Copy all the entries below exactly, but not the pictures.
○ ○ ○ ○ ○ ○ ○
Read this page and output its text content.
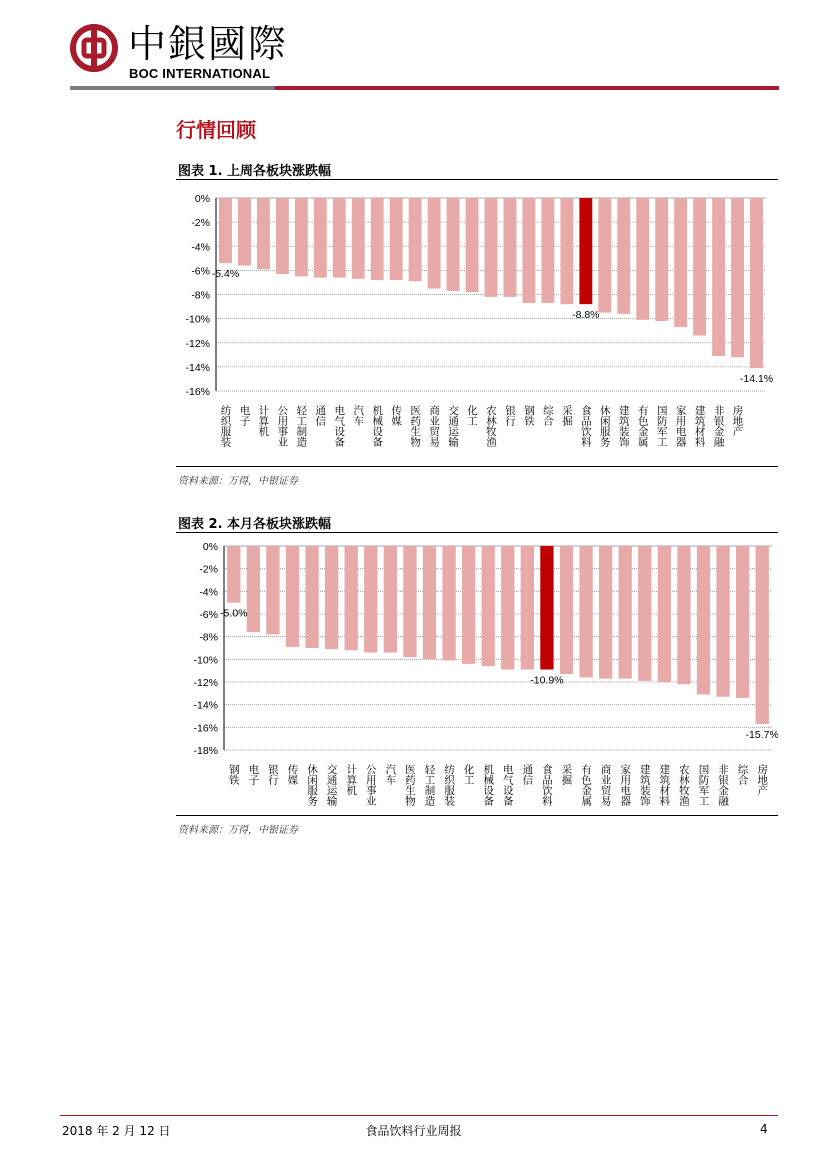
中銀國際
BOC INTERNATIONAL
行情回顾
图表 1. 上周各板块涨跌幅
0%
-2%
-4%
-6%
-8%
-10%
-12%
-14%
-16%
纺织服装 电子 计算机 公用事业 轻工制造 通信 电气设备 汽车 机械设备 传媒 医药生物 商业贸易 交通运输 化工 农林牧渔 银行 钢铁 综合 采掘 食品饮料 休闲服务 建筑装饰 有色金属 国防军工 家用电器 建筑材料 非银金融 房地产
-5.4%
-8.8%
-14.1%
资料来源：万得，中银证券
图表 2. 本月各板块涨跌幅
0%
-2%
-4%
-6%
-8%
-10%
-12%
-14%
-16%
-18%
钢铁 电子 银行 传媒 休闲服务 交通运输 计算机 公用事业 汽车 医药生物 轻工制造 纺织服装 化工 机械设备 电气设备 通信 食品饮料 采掘 有色金属 商业贸易 家用电器 建筑装饰 建筑材料 农林牧渔 国防军工 非银金融 综合 房地产
-5.0%
-10.9%
-15.7%
资料来源：万得，中银证券
2018 年 2 月 12 日	食品饮料行业周报	4
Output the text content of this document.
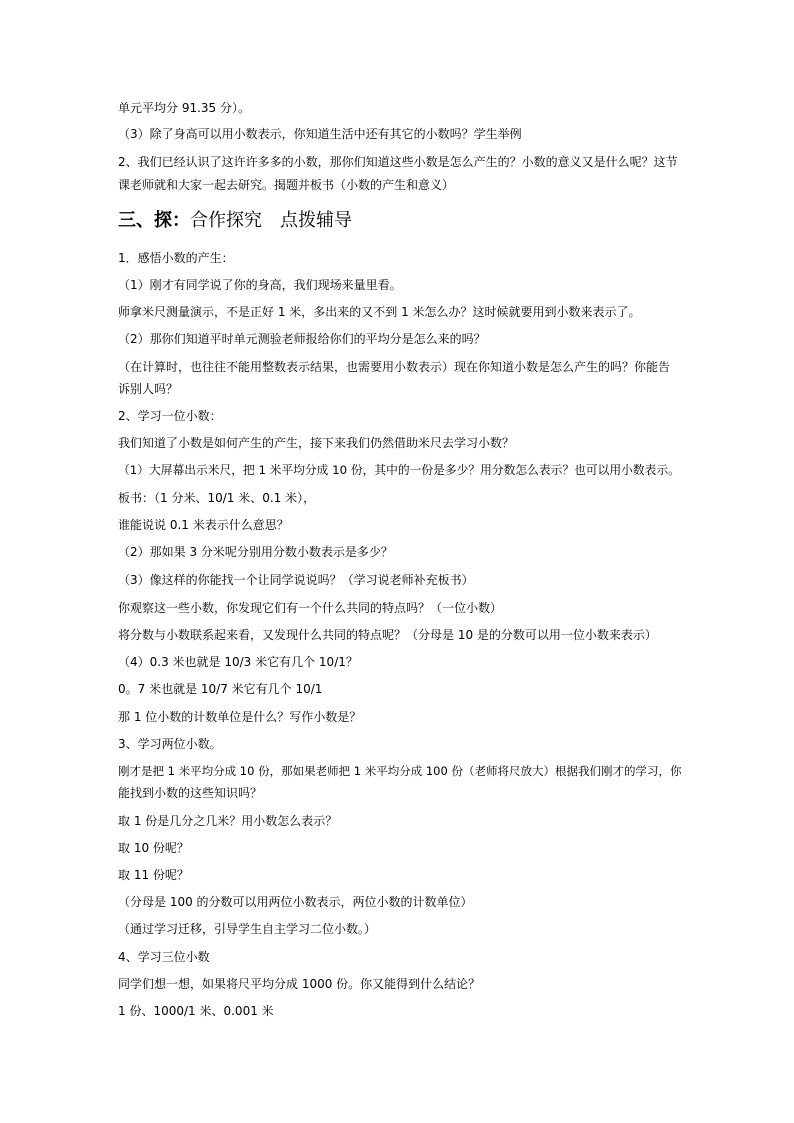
单元平均分 91.35 分）。
（3）除了身高可以用小数表示，你知道生活中还有其它的小数吗？学生举例
2、我们已经认识了这许许多多的小数，那你们知道这些小数是怎么产生的？小数的意义又是什么呢？这节
课老师就和大家一起去研究。揭题并板书（小数的产生和意义）
三、探：合作探究　点拨辅导
1．感悟小数的产生：
（1）刚才有同学说了你的身高，我们现场来量里看。
师拿米尺测量演示，不是正好 1 米，多出来的又不到 1 米怎么办？这时候就要用到小数来表示了。
（2）那你们知道平时单元测验老师报给你们的平均分是怎么来的吗？
（在计算时，也往往不能用整数表示结果，也需要用小数表示）现在你知道小数是怎么产生的吗？你能告
诉别人吗？
2、学习一位小数：
我们知道了小数是如何产生的产生，接下来我们仍然借助米尺去学习小数？
（1）大屏幕出示米尺，把 1 米平均分成 10 份，其中的一份是多少？用分数怎么表示？也可以用小数表示。
板书：（1 分米、10/1 米、0.1 米），
谁能说说 0.1 米表示什么意思？
（2）那如果 3 分米呢分别用分数小数表示是多少？
（3）像这样的你能找一个让同学说说吗？（学习说老师补充板书）
你观察这一些小数，你发现它们有一个什么共同的特点吗？（一位小数）
将分数与小数联系起来看，又发现什么共同的特点呢？（分母是 10 是的分数可以用一位小数来表示）
（4）0.3 米也就是 10/3 米它有几个 10/1？
0。7 米也就是 10/7 米它有几个 10/1
那 1 位小数的计数单位是什么？写作小数是？
3、学习两位小数。
刚才是把 1 米平均分成 10 份，那如果老师把 1 米平均分成 100 份（老师将尺放大）根据我们刚才的学习，你
能找到小数的这些知识吗？
取 1 份是几分之几米？用小数怎么表示？
取 10 份呢？
取 11 份呢？
（分母是 100 的分数可以用两位小数表示，两位小数的计数单位）
（通过学习迁移，引导学生自主学习二位小数。）
4、学习三位小数
同学们想一想，如果将尺平均分成 1000 份。你又能得到什么结论？
1 份、1000/1 米、0.001 米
○ ○ ○ ○ ○ ○ ○
- **The result**
Read this page and output its text content.
中銀國際
BOC INTERNATIONAL
行情回顾
图表 1. 上周各板块涨跌幅
0%
-2%
-4%
-6%
-8%
-10%
-12%
-14%
-16%
纺织服装 电子 计算机 公用事业 轻工制造 通信 电气设备 汽车 机械设备 传媒 医药生物 商业贸易 交通运输 化工 农林牧渔 银行 钢铁 综合 采掘 食品饮料 休闲服务 建筑装饰 有色金属 国防军工 家用电器 建筑材料 非银金融 房地产
-5.4%
-8.8%
-14.1%
资料来源：万得，中银证券
图表 2. 本月各板块涨跌幅
0%
-2%
-4%
-6%
-8%
-10%
-12%
-14%
-16%
-18%
钢铁 电子 银行 传媒 休闲服务 交通运输 计算机 公用事业 汽车 医药生物 轻工制造 纺织服装 化工 机械设备 电气设备 通信 食品饮料 采掘 有色金属 商业贸易 家用电器 建筑装饰 建筑材料 农林牧渔 国防军工 非银金融 综合 房地产
-5.0%
-10.9%
-15.7%
资料来源：万得，中银证券
2018 年 2 月 12 日	食品饮料行业周报	4
Output the text content of this document.
单元平均分 91.35 分）。
（3）除了身高可以用小数表示，你知道生活中还有其它的小数吗？学生举例
2、我们已经认识了这许许多多的小数，那你们知道这些小数是怎么产生的？小数的意义又是什么呢？这节
课老师就和大家一起去研究。揭题并板书（小数的产生和意义）
三、探：合作探究　点拨辅导
1．感悟小数的产生：
（1）刚才有同学说了你的身高，我们现场来量里看。
师拿米尺测量演示，不是正好 1 米，多出来的又不到 1 米怎么办？这时候就要用到小数来表示了。
（2）那你们知道平时单元测验老师报给你们的平均分是怎么来的吗？
（在计算时，也往往不能用整数表示结果，也需要用小数表示）现在你知道小数是怎么产生的吗？你能告
诉别人吗？
2、学习一位小数：
我们知道了小数是如何产生的产生，接下来我们仍然借助米尺去学习小数？
（1）大屏幕出示米尺，把 1 米平均分成 10 份，其中的一份是多少？用分数怎么表示？也可以用小数表示。
板书：（1 分米、10/1 米、0.1 米），
谁能说说 0.1 米表示什么意思？
（2）那如果 3 分米呢分别用分数小数表示是多少？
（3）像这样的你能找一个让同学说说吗？（学习说老师补充板书）
你观察这一些小数，你发现它们有一个什么共同的特点吗？（一位小数）
将分数与小数联系起来看，又发现什么共同的特点呢？（分母是 10 是的分数可以用一位小数来表示）
（4）0.3 米也就是 10/3 米它有几个 10/1？
0。7 米也就是 10/7 米它有几个 10/1
那 1 位小数的计数单位是什么？写作小数是？
3、学习两位小数。
刚才是把 1 米平均分成 10 份，那如果老师把 1 米平均分成 100 份（老师将尺放大）根据我们刚才的学习，你
能找到小数的这些知识吗？
取 1 份是几分之几米？用小数怎么表示？
取 10 份呢？
取 11 份呢？
（分母是 100 的分数可以用两位小数表示，两位小数的计数单位）
（通过学习迁移，引导学生自主学习二位小数。）
4、学习三位小数
同学们想一想，如果将尺平均分成 1000 份。你又能得到什么结论？
1 份、1000/1 米、0.001 米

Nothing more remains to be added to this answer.